▶ **Task statement**: Provide only the number of lines in the data below that contain the string "this".

[Items listed in a dataset]
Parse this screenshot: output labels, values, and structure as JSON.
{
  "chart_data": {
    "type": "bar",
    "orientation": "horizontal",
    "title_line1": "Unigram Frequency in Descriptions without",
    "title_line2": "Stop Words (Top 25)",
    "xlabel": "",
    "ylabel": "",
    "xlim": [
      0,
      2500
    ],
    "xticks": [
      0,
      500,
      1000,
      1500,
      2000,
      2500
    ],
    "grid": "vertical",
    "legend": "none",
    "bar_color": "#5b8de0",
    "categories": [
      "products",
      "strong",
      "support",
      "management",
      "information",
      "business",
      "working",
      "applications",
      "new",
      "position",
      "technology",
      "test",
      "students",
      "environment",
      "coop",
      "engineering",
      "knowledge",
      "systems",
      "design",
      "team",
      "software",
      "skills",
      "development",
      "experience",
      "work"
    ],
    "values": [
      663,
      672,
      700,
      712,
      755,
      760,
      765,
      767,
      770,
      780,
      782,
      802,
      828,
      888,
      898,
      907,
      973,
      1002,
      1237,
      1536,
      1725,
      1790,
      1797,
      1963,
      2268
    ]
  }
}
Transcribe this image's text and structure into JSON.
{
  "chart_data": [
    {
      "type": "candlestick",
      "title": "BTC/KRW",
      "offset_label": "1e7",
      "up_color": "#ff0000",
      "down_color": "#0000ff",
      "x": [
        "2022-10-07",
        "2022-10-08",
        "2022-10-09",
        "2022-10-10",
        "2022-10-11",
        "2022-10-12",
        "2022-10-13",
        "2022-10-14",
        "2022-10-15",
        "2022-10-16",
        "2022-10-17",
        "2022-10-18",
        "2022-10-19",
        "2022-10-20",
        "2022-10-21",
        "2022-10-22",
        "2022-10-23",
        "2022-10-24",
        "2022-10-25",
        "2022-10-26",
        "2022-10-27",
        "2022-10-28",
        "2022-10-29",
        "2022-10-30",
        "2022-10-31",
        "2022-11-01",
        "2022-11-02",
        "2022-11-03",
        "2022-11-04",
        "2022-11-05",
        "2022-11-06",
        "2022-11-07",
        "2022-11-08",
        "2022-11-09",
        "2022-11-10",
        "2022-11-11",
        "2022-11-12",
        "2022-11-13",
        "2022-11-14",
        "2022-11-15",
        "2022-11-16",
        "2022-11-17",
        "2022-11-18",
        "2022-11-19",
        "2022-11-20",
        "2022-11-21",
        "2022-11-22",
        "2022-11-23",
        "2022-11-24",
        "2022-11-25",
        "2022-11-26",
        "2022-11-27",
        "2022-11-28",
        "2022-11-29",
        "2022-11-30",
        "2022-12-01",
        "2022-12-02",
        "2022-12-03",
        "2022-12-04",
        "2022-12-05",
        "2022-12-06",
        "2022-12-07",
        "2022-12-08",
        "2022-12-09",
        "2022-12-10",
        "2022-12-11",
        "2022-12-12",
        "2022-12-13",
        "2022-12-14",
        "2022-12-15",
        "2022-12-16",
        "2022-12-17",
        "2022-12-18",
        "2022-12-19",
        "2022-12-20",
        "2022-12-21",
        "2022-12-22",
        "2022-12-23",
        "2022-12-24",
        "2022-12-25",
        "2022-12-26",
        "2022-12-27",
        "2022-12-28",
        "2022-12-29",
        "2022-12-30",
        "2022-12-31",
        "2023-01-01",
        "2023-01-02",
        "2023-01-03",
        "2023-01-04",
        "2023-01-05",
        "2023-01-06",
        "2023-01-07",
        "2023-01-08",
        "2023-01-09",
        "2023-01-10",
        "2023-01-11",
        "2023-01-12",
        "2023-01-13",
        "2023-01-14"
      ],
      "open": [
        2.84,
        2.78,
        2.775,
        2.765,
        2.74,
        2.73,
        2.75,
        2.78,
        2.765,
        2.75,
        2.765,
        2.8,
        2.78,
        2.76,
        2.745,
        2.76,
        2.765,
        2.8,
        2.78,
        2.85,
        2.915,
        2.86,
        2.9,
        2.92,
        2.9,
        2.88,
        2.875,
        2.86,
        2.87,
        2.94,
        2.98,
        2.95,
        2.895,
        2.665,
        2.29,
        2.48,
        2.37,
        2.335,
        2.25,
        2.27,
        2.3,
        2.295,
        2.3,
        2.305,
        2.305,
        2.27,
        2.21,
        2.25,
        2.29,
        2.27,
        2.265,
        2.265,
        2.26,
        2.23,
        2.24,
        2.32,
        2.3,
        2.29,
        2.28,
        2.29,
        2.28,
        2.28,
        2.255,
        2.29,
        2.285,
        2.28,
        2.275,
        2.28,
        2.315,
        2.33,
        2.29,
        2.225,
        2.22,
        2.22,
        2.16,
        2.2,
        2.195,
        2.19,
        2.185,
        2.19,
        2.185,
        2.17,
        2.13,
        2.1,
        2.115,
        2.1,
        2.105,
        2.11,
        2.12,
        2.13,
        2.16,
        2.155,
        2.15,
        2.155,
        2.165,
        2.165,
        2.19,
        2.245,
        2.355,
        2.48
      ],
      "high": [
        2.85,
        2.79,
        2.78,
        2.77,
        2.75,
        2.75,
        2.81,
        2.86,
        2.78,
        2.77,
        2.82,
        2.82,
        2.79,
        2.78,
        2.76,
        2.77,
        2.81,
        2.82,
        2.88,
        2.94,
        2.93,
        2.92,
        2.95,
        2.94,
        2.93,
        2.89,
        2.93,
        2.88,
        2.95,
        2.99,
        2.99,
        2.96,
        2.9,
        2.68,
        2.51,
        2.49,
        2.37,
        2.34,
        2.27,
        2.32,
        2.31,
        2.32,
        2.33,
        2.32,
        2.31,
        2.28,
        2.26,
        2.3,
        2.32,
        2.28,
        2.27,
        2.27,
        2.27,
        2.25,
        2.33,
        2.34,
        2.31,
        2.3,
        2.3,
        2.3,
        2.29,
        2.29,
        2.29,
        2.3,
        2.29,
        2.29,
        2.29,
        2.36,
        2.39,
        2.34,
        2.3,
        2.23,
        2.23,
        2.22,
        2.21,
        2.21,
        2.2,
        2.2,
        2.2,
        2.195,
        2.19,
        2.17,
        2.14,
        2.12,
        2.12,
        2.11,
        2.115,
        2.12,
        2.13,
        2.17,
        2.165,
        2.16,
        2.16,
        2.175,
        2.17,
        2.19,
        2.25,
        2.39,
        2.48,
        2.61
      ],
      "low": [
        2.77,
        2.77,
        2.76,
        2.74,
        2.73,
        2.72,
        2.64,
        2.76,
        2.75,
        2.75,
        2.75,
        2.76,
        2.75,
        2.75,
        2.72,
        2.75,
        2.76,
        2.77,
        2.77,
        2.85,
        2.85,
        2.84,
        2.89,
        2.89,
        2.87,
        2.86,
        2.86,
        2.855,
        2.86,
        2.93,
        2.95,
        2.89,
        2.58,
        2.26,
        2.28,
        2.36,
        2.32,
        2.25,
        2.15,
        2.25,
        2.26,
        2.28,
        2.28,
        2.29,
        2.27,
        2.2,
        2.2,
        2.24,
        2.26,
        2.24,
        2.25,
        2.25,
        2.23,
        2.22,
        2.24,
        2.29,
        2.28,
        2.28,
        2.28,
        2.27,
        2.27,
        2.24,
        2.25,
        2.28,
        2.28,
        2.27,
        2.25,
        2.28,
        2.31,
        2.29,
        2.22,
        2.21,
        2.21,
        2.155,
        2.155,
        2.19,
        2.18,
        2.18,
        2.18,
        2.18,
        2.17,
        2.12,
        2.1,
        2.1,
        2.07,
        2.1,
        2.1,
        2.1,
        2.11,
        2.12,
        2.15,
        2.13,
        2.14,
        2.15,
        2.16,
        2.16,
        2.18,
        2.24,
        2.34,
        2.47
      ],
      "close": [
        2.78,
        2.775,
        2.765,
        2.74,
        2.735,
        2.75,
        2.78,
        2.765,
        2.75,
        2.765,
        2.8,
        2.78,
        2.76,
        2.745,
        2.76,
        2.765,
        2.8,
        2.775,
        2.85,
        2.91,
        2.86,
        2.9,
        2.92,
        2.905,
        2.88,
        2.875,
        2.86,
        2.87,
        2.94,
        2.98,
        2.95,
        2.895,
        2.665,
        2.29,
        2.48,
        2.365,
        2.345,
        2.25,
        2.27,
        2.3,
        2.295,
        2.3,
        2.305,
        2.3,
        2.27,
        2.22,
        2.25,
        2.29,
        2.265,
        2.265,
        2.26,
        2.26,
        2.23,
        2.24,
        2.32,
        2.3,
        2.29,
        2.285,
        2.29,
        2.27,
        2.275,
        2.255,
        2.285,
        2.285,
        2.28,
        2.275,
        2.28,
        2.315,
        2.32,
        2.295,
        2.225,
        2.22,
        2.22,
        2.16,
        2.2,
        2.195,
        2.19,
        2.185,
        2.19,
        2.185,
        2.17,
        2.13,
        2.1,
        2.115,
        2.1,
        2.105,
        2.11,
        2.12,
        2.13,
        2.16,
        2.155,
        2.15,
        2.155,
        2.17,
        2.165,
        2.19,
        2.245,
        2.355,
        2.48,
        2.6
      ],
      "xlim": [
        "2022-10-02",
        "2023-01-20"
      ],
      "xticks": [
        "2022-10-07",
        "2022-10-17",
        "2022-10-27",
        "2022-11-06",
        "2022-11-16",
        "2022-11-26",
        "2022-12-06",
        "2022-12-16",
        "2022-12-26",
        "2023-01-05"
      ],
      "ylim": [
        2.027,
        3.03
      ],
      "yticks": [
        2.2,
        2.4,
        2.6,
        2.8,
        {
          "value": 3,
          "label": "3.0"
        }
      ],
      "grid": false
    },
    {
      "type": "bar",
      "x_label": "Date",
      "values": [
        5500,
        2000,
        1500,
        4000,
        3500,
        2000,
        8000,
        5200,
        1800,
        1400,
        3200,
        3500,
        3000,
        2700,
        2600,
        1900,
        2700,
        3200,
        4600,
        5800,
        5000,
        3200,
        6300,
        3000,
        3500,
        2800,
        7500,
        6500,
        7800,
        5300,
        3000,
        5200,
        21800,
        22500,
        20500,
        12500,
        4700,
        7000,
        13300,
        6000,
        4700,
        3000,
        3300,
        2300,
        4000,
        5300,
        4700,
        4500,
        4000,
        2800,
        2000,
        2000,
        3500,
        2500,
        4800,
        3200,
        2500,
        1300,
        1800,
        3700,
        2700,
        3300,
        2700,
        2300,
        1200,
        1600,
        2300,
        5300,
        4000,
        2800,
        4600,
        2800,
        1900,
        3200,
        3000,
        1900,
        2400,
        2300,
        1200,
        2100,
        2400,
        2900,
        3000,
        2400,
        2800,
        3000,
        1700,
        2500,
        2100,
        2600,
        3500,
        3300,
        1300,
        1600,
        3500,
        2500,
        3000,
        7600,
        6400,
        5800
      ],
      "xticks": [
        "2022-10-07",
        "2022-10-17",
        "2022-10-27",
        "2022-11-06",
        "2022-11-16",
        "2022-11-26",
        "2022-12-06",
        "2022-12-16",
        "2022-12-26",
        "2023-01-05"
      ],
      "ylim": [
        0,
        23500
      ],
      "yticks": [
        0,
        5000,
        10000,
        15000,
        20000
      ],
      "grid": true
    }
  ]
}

▶ **Task response**: 2